[Rows from a layout dataset]
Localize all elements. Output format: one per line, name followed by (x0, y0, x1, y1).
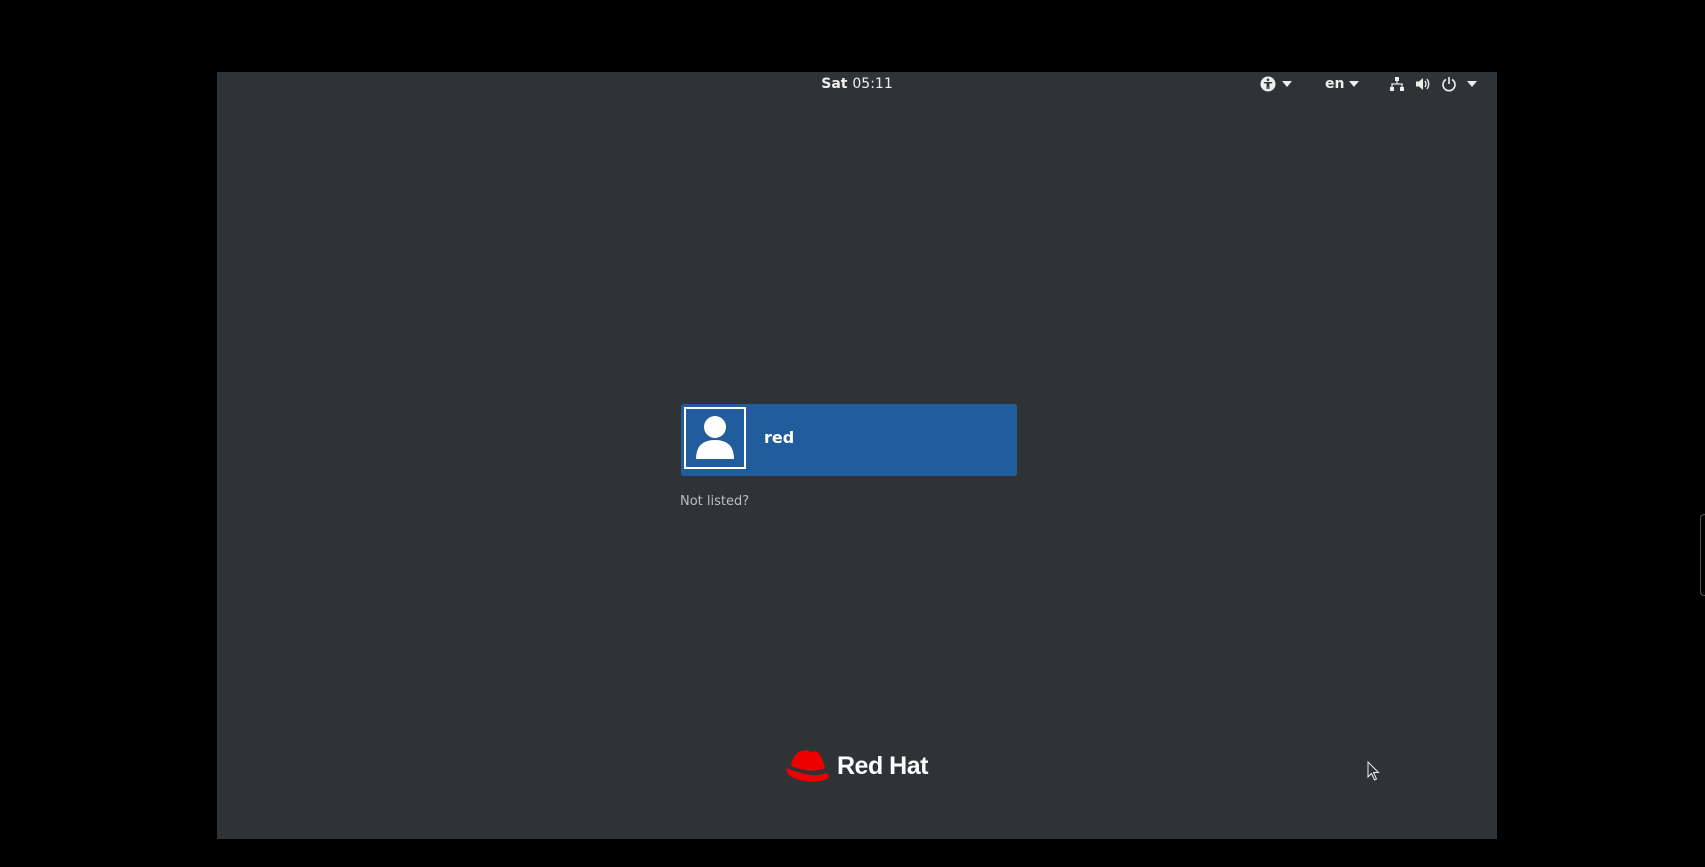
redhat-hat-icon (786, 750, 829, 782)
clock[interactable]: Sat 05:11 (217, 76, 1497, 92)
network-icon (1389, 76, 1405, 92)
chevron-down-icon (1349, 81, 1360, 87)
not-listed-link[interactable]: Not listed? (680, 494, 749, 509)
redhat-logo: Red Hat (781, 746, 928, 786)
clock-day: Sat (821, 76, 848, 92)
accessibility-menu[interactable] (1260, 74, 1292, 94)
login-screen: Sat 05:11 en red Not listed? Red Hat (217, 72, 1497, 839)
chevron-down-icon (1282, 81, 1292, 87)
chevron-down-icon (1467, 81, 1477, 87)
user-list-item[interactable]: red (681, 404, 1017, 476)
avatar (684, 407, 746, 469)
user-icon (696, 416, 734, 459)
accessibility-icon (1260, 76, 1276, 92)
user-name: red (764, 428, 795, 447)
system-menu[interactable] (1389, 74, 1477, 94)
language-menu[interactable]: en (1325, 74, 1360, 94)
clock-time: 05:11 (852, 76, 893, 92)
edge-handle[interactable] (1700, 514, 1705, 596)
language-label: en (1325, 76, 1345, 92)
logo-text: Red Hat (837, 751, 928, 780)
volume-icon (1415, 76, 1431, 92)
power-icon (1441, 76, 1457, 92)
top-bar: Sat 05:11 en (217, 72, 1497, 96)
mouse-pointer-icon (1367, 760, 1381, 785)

_Short task_
Write out every row above again, swapping "chevron-down-icon" for "arrow-down-icon" and changing nothing else. Leave the pictures out of your answer.

_Reply to the exercise_
Localize all elements. Output format: one per line, name followed by (x0, y0, x1, y1).
redhat-hat-icon (786, 750, 829, 782)
clock[interactable]: Sat 05:11 (217, 76, 1497, 92)
network-icon (1389, 76, 1405, 92)
arrow-down-icon (1349, 81, 1360, 87)
not-listed-link[interactable]: Not listed? (680, 494, 749, 509)
redhat-logo: Red Hat (781, 746, 928, 786)
clock-day: Sat (821, 76, 848, 92)
accessibility-menu[interactable] (1260, 74, 1292, 94)
login-screen: Sat 05:11 en red Not listed? Red Hat (217, 72, 1497, 839)
arrow-down-icon (1282, 81, 1292, 87)
arrow-down-icon (1467, 81, 1477, 87)
user-list-item[interactable]: red (681, 404, 1017, 476)
avatar (684, 407, 746, 469)
user-icon (696, 416, 734, 459)
accessibility-icon (1260, 76, 1276, 92)
user-name: red (764, 428, 795, 447)
system-menu[interactable] (1389, 74, 1477, 94)
language-menu[interactable]: en (1325, 74, 1360, 94)
clock-time: 05:11 (852, 76, 893, 92)
edge-handle[interactable] (1700, 514, 1705, 596)
language-label: en (1325, 76, 1345, 92)
logo-text: Red Hat (837, 751, 928, 780)
volume-icon (1415, 76, 1431, 92)
power-icon (1441, 76, 1457, 92)
top-bar: Sat 05:11 en (217, 72, 1497, 96)
mouse-pointer-icon (1367, 760, 1381, 785)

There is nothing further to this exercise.